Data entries
··········
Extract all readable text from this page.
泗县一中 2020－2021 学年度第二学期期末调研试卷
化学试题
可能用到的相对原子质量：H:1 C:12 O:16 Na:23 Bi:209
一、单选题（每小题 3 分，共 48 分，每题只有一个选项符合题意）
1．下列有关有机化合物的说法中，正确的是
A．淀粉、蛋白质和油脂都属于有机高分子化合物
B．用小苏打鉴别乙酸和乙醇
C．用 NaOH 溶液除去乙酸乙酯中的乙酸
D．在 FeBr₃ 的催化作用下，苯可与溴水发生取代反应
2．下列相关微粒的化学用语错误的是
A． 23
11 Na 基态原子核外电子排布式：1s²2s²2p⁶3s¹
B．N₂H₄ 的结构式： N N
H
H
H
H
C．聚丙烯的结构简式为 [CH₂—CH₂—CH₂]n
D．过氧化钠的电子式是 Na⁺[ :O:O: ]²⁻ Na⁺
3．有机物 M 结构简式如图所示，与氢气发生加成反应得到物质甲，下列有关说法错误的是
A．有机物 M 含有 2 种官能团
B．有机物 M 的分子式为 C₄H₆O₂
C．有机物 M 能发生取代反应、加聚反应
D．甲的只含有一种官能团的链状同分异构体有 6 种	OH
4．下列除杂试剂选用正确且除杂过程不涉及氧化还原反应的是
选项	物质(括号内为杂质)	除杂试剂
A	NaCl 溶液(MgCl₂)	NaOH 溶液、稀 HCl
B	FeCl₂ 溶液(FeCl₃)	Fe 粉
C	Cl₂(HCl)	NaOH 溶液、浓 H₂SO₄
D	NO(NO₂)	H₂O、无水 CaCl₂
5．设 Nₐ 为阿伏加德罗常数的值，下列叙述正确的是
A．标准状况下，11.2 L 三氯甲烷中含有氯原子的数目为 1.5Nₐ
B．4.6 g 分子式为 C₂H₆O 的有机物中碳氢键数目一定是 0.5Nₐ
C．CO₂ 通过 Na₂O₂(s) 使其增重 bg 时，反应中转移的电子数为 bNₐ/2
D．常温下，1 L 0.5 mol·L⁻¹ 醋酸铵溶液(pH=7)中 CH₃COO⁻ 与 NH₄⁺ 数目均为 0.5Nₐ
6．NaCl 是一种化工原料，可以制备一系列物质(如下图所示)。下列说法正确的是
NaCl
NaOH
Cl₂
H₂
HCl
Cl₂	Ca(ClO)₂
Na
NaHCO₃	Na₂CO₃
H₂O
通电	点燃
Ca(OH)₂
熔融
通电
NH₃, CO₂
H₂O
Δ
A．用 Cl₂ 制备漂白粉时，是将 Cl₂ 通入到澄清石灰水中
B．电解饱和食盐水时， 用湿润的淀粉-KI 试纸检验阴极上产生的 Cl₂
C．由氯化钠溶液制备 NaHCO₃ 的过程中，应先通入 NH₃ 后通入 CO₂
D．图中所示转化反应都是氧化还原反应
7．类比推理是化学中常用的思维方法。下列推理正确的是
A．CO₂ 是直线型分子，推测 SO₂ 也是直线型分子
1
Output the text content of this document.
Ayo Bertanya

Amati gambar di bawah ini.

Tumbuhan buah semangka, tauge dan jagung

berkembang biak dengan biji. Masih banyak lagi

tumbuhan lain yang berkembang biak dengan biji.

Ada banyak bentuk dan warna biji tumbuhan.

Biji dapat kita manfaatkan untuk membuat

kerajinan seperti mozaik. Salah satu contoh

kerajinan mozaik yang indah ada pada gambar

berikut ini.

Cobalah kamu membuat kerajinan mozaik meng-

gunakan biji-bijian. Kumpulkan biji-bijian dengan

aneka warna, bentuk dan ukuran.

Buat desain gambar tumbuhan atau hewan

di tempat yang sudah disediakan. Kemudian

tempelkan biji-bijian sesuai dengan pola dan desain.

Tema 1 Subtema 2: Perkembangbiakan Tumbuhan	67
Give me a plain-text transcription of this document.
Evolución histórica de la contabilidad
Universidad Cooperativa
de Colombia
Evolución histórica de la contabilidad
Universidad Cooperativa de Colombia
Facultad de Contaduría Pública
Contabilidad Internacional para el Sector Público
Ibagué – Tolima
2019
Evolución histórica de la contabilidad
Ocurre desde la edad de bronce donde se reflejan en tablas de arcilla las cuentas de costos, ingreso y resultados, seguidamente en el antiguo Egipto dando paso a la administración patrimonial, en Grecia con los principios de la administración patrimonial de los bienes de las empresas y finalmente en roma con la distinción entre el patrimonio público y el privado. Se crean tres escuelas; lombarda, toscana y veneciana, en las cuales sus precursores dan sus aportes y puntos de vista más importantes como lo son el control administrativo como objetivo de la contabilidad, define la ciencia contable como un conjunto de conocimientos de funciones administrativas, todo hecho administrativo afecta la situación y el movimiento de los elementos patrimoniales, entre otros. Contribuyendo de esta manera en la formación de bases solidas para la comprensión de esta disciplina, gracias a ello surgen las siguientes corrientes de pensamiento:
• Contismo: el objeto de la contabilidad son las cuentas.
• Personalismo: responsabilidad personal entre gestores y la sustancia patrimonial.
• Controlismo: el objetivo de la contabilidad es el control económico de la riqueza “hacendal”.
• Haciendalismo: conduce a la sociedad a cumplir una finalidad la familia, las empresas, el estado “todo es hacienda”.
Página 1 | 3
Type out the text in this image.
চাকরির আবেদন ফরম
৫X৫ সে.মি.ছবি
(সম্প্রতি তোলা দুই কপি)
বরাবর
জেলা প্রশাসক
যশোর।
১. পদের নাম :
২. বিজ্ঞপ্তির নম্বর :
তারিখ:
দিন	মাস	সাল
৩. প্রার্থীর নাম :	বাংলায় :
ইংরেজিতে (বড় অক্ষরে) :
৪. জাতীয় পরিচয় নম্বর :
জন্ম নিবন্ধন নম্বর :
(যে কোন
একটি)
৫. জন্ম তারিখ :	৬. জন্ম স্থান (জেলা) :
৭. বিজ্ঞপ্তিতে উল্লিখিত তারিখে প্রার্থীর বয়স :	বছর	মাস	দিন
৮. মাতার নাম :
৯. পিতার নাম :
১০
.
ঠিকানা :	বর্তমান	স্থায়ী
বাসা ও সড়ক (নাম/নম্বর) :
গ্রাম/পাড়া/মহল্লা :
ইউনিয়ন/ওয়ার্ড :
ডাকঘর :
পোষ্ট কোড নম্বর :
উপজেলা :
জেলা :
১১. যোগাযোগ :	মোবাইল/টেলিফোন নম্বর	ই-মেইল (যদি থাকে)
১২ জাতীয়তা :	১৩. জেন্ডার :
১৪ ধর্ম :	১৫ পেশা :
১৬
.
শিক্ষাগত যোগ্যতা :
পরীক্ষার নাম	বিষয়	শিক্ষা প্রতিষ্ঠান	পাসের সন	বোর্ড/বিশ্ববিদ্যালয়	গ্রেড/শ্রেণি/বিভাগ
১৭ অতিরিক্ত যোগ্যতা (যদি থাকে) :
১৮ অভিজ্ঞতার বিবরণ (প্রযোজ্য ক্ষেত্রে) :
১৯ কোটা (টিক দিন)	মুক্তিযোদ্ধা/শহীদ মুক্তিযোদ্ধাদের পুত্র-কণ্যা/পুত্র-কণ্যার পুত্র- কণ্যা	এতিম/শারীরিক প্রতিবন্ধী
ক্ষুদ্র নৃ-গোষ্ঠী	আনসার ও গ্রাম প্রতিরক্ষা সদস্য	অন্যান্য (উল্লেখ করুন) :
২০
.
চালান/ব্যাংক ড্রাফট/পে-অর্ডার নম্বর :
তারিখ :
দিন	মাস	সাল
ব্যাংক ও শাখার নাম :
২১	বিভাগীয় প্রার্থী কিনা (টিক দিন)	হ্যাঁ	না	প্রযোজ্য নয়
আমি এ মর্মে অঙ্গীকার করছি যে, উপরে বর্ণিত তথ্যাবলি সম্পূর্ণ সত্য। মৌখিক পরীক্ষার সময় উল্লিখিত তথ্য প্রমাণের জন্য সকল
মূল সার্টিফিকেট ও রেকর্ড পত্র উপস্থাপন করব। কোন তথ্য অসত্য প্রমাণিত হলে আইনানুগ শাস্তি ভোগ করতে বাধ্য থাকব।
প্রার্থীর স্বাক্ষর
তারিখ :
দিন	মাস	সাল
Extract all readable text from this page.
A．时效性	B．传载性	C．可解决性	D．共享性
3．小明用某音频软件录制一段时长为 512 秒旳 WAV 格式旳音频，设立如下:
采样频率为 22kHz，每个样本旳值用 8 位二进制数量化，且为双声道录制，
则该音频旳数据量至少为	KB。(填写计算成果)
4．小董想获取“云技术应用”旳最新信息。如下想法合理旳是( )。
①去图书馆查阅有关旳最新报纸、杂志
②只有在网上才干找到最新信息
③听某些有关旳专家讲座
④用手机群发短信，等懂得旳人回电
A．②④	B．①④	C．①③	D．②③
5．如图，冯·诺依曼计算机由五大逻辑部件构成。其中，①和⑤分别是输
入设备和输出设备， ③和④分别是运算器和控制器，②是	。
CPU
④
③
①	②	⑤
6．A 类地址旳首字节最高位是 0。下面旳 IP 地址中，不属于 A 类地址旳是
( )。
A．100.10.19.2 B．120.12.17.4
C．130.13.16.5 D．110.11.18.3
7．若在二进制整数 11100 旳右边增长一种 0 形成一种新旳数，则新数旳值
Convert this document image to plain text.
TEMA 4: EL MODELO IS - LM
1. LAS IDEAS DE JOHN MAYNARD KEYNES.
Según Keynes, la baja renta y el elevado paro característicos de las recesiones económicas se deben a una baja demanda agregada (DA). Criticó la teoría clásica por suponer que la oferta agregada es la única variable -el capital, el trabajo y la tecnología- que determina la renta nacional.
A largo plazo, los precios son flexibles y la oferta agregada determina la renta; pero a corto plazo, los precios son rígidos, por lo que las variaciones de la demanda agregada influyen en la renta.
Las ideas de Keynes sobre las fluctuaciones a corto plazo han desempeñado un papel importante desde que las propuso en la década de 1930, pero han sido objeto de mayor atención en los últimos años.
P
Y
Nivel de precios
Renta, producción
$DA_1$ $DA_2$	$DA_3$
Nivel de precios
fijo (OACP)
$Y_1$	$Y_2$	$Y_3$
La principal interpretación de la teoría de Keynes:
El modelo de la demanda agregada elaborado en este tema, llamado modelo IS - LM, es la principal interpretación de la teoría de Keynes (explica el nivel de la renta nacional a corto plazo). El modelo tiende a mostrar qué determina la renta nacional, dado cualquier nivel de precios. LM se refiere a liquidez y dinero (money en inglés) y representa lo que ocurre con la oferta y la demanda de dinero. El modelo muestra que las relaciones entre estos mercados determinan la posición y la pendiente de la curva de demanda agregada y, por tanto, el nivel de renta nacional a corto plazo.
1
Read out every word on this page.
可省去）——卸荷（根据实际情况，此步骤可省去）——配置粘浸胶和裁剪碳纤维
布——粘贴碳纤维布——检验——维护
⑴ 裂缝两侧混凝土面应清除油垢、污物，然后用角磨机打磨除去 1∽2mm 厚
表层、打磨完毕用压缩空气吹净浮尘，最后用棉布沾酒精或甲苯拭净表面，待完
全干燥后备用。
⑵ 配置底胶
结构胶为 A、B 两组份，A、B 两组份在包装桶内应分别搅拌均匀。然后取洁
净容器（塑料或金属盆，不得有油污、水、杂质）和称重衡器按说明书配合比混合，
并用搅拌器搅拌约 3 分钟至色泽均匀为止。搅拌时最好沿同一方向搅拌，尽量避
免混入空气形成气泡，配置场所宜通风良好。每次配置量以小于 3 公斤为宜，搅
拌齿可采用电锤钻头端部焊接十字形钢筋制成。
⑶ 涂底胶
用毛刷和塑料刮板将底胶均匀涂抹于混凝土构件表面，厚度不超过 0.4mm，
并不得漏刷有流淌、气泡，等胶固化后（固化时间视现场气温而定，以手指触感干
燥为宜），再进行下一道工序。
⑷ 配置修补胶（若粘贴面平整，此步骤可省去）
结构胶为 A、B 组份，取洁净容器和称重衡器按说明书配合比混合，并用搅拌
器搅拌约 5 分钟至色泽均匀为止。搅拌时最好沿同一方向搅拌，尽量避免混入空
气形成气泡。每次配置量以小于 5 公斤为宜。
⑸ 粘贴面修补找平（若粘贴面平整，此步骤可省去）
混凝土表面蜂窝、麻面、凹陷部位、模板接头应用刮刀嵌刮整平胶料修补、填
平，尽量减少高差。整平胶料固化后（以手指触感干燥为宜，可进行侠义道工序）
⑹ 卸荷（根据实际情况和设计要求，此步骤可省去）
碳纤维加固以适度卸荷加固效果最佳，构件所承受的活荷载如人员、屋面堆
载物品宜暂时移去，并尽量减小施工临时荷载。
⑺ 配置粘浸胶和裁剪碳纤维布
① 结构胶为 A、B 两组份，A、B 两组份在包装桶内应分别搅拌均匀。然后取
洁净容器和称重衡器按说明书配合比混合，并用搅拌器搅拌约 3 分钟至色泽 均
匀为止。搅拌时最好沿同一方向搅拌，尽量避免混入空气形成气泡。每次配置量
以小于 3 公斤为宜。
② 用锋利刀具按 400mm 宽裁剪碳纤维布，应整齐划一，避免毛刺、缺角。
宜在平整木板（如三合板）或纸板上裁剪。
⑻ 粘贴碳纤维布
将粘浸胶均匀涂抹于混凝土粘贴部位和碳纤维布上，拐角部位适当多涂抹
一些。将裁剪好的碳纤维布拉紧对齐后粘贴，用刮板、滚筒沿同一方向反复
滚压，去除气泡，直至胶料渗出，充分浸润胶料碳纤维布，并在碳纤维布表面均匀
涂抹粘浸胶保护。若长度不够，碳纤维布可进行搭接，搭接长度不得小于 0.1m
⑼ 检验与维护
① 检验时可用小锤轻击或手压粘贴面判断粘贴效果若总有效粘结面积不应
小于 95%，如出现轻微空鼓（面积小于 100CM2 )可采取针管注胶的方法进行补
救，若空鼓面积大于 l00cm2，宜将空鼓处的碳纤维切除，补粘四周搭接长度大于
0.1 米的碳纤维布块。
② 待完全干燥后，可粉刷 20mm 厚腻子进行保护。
··········
State the number of lines holding the word "kerajinan" in the listing. Add nothing else.

#### [Task response]
3